Stored records:
....................
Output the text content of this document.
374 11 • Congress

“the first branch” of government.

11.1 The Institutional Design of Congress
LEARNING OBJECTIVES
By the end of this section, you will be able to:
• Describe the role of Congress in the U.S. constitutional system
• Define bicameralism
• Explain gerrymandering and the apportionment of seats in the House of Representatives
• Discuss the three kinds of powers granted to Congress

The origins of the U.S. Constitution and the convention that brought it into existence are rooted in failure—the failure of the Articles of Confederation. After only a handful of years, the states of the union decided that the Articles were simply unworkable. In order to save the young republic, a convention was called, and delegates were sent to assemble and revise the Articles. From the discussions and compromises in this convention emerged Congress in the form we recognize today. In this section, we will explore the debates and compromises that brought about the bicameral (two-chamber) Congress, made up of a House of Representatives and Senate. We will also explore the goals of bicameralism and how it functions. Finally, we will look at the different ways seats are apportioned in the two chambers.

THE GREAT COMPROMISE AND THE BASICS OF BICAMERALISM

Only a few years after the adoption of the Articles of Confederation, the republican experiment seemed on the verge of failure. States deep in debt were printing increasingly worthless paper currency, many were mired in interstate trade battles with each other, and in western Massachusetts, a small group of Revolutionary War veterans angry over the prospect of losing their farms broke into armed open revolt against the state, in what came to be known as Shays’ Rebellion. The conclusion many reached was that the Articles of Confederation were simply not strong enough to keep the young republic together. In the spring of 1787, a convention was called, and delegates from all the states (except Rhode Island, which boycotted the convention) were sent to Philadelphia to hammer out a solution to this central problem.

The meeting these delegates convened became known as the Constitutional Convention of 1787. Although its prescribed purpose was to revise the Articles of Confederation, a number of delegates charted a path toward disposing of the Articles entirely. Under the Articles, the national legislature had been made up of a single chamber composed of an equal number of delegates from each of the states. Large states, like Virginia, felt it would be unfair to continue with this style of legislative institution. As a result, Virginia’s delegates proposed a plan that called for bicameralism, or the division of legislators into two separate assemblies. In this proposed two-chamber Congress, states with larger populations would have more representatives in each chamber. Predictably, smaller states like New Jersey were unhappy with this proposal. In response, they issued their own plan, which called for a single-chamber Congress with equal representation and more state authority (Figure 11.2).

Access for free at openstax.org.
....................
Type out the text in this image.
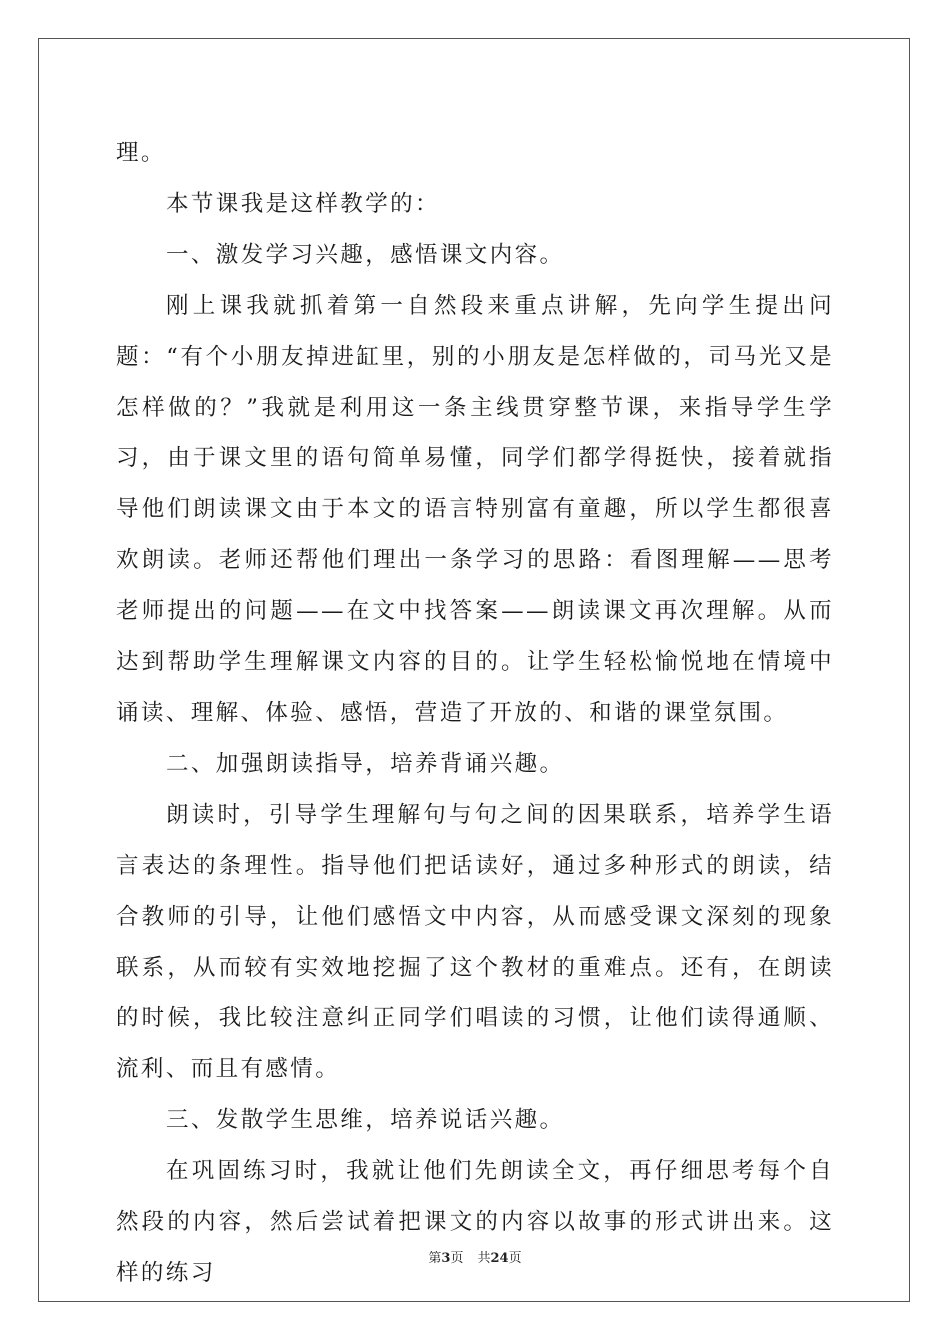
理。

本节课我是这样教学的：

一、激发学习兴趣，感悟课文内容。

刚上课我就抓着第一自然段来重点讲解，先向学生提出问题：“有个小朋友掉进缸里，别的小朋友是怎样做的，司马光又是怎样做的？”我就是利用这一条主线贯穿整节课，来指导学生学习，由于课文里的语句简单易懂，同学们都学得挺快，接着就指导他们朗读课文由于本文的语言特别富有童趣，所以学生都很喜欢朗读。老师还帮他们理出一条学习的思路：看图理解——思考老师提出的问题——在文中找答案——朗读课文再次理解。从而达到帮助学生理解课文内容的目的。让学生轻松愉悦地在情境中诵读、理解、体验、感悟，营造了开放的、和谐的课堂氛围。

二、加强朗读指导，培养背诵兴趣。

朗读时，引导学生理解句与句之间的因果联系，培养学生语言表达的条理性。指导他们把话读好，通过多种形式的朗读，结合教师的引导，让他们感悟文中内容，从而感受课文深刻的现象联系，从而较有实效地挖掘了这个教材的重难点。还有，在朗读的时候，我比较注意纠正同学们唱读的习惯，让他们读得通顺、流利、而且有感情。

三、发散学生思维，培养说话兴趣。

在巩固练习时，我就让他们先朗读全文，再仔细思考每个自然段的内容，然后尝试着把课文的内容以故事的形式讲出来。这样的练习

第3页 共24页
....................
The problem:
The word "House" appears in how many lines of the records? Give the number only.

Answer for this exercise:
2